**Goal of the exercise:** Omit every picture, then give all the entries again exactly.

**Data supplied:**
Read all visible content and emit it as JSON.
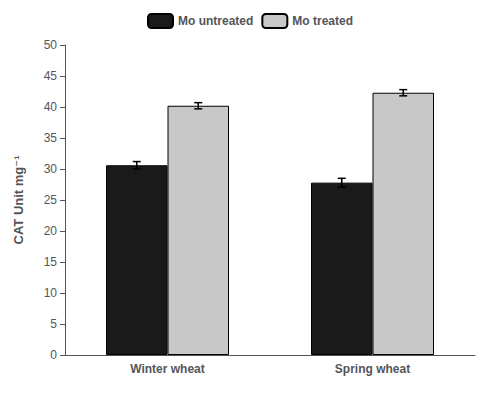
{
  "chart_data": {
    "type": "bar",
    "categories": [
      "Winter wheat",
      "Spring wheat"
    ],
    "series": [
      {
        "name": "Mo untreated",
        "color": "#1a1a1a",
        "values": [
          30.6,
          27.8
        ],
        "errors": [
          0.6,
          0.7
        ]
      },
      {
        "name": "Mo treated",
        "color": "#c8c8c8",
        "values": [
          40.2,
          42.3
        ],
        "errors": [
          0.5,
          0.5
        ]
      }
    ],
    "ylabel": "CAT Unit mg⁻¹",
    "ylim": [
      0,
      50
    ],
    "yticks": [
      0,
      5,
      10,
      15,
      20,
      25,
      30,
      35,
      40,
      45,
      50
    ],
    "grid": false,
    "legend": "top"
  }
}
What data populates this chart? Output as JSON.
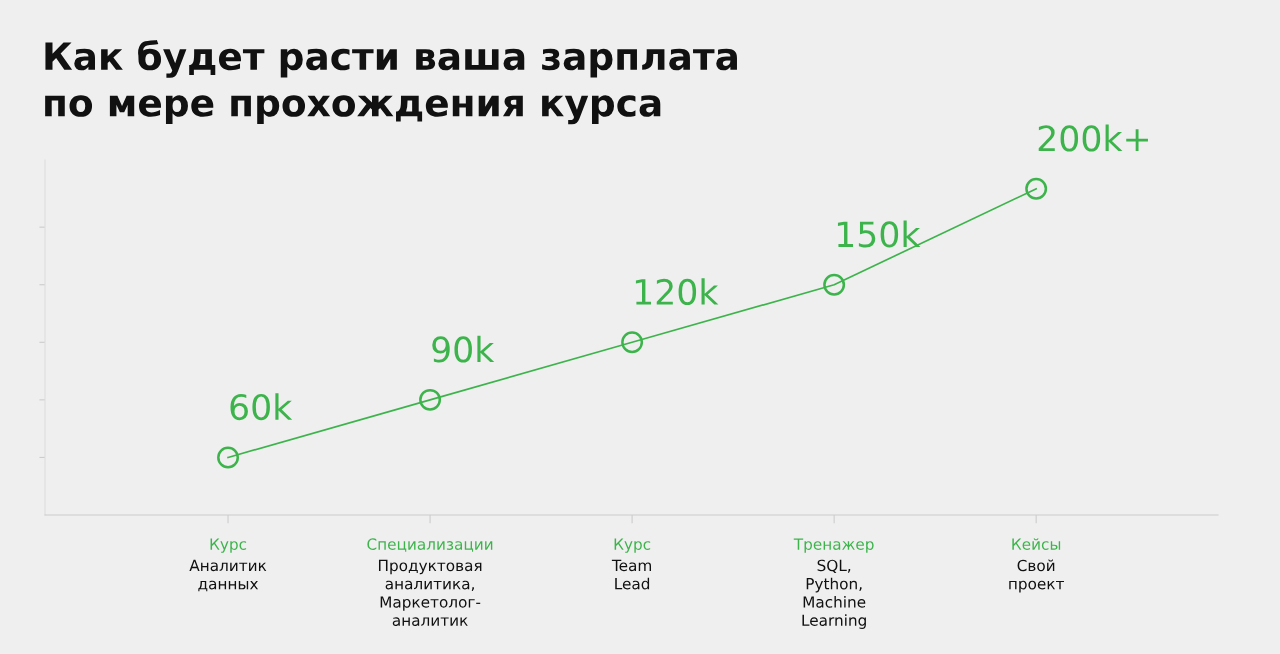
{
  "chart_data": {
    "type": "line",
    "title": "Как будет расти ваша зарплата\nпо мере прохождения курса",
    "categories": [
      "Курс\nАналитик\nданных",
      "Специализации\nПродуктовая\nаналитика,\nМаркетолог-\nаналитик",
      "Курс\nTeam\nLead",
      "Тренажер\nSQL,\nPython,\nMachine\nLearning",
      "Кейсы\nСвой\nпроект"
    ],
    "series": [
      {
        "color": "#3cb44b",
        "values": [
          60,
          90,
          120,
          150,
          200
        ],
        "value_labels": [
          "60k",
          "90k",
          "120k",
          "150k",
          "200k+"
        ]
      }
    ],
    "ylim": [
      30,
      215
    ],
    "yticks": [
      {
        "value": 60,
        "label": null
      },
      {
        "value": 90,
        "label": null
      },
      {
        "value": 120,
        "label": null
      },
      {
        "value": 150,
        "label": null
      },
      {
        "value": 180,
        "label": null
      }
    ],
    "marker": "circle",
    "line_style": "solid",
    "grid": false,
    "legend": false,
    "tick_labels": "x"
  }
}
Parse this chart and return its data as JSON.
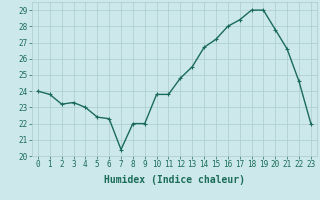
{
  "x": [
    0,
    1,
    2,
    3,
    4,
    5,
    6,
    7,
    8,
    9,
    10,
    11,
    12,
    13,
    14,
    15,
    16,
    17,
    18,
    19,
    20,
    21,
    22,
    23
  ],
  "y": [
    24.0,
    23.8,
    23.2,
    23.3,
    23.0,
    22.4,
    22.3,
    20.4,
    22.0,
    22.0,
    23.8,
    23.8,
    24.8,
    25.5,
    26.7,
    27.2,
    28.0,
    28.4,
    29.0,
    29.0,
    27.8,
    26.6,
    24.6,
    22.0
  ],
  "line_color": "#1a6b5a",
  "marker": "+",
  "marker_size": 3,
  "bg_color": "#cce8ea",
  "grid_color": "#aaccce",
  "xlabel": "Humidex (Indice chaleur)",
  "ylim": [
    20,
    29.5
  ],
  "xlim": [
    -0.5,
    23.5
  ],
  "yticks": [
    20,
    21,
    22,
    23,
    24,
    25,
    26,
    27,
    28,
    29
  ],
  "xticks": [
    0,
    1,
    2,
    3,
    4,
    5,
    6,
    7,
    8,
    9,
    10,
    11,
    12,
    13,
    14,
    15,
    16,
    17,
    18,
    19,
    20,
    21,
    22,
    23
  ],
  "tick_label_color": "#1a6b5a",
  "xlabel_fontsize": 7,
  "tick_fontsize": 5.5,
  "line_width": 1.0
}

**Written solution:**
Read all visible content and emit it as JSON.
{
  "chart_data": {
    "type": "bar",
    "categories": [
      "Winter wheat",
      "Spring wheat"
    ],
    "series": [
      {
        "name": "Mo untreated",
        "color": "#1a1a1a",
        "values": [
          30.6,
          27.8
        ],
        "errors": [
          0.6,
          0.7
        ]
      },
      {
        "name": "Mo treated",
        "color": "#c8c8c8",
        "values": [
          40.2,
          42.3
        ],
        "errors": [
          0.5,
          0.5
        ]
      }
    ],
    "ylabel": "CAT Unit mg⁻¹",
    "ylim": [
      0,
      50
    ],
    "yticks": [
      0,
      5,
      10,
      15,
      20,
      25,
      30,
      35,
      40,
      45,
      50
    ],
    "grid": false,
    "legend": "top"
  }
}
What data populates this chart? Output as JSON.
{
  "chart_data": {
    "type": "line",
    "title": "Как будет расти ваша зарплата\nпо мере прохождения курса",
    "categories": [
      "Курс\nАналитик\nданных",
      "Специализации\nПродуктовая\nаналитика,\nМаркетолог-\nаналитик",
      "Курс\nTeam\nLead",
      "Тренажер\nSQL,\nPython,\nMachine\nLearning",
      "Кейсы\nСвой\nпроект"
    ],
    "series": [
      {
        "color": "#3cb44b",
        "values": [
          60,
          90,
          120,
          150,
          200
        ],
        "value_labels": [
          "60k",
          "90k",
          "120k",
          "150k",
          "200k+"
        ]
      }
    ],
    "ylim": [
      30,
      215
    ],
    "yticks": [
      {
        "value": 60,
        "label": null
      },
      {
        "value": 90,
        "label": null
      },
      {
        "value": 120,
        "label": null
      },
      {
        "value": 150,
        "label": null
      },
      {
        "value": 180,
        "label": null
      }
    ],
    "marker": "circle",
    "line_style": "solid",
    "grid": false,
    "legend": false,
    "tick_labels": "x"
  }
}
Parse this chart and return its data as JSON.
{
  "x": [
    0,
    1,
    2,
    3,
    4,
    5,
    6,
    7,
    8,
    9,
    10,
    11,
    12,
    13,
    14,
    15,
    16,
    17,
    18,
    19,
    20,
    21,
    22,
    23
  ],
  "y": [
    24.0,
    23.8,
    23.2,
    23.3,
    23.0,
    22.4,
    22.3,
    20.4,
    22.0,
    22.0,
    23.8,
    23.8,
    24.8,
    25.5,
    26.7,
    27.2,
    28.0,
    28.4,
    29.0,
    29.0,
    27.8,
    26.6,
    24.6,
    22.0
  ],
  "line_color": "#1a6b5a",
  "marker": "+",
  "marker_size": 3,
  "bg_color": "#cce8ea",
  "grid_color": "#aaccce",
  "xlabel": "Humidex (Indice chaleur)",
  "ylim": [
    20,
    29.5
  ],
  "xlim": [
    -0.5,
    23.5
  ],
  "yticks": [
    20,
    21,
    22,
    23,
    24,
    25,
    26,
    27,
    28,
    29
  ],
  "xticks": [
    0,
    1,
    2,
    3,
    4,
    5,
    6,
    7,
    8,
    9,
    10,
    11,
    12,
    13,
    14,
    15,
    16,
    17,
    18,
    19,
    20,
    21,
    22,
    23
  ],
  "tick_label_color": "#1a6b5a",
  "xlabel_fontsize": 7,
  "tick_fontsize": 5.5,
  "line_width": 1.0
}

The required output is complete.